Search the material for the word "jouit" and copy each line that holds it.

Data records:
════════
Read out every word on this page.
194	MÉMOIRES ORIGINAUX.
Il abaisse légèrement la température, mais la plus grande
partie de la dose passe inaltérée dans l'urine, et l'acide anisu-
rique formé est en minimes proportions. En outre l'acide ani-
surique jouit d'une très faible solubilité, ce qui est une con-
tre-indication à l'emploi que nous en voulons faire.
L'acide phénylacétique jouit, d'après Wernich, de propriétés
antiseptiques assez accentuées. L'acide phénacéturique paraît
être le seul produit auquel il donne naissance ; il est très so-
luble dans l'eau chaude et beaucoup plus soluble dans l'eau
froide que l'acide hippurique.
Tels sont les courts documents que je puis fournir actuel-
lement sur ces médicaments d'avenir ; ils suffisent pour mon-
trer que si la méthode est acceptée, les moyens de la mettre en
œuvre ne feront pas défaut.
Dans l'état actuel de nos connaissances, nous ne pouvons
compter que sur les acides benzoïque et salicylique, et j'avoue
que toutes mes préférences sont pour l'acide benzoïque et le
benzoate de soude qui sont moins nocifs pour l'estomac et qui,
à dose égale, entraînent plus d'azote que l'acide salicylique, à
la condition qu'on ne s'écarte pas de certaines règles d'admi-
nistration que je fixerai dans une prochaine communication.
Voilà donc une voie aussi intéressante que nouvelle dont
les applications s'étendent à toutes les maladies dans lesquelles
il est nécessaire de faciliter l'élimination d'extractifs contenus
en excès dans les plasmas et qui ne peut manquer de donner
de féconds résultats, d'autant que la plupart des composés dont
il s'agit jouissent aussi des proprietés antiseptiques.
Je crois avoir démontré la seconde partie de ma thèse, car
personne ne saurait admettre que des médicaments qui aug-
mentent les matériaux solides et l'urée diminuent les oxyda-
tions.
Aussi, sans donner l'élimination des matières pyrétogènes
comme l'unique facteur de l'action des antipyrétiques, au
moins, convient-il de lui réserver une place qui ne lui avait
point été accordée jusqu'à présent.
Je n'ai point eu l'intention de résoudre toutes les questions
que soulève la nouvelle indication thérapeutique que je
════════
[Finished answer]
surique jouit d'une très faible solubilité, ce qui est une con-
L'acide phénylacétique jouit, d'après Wernich, de propriétés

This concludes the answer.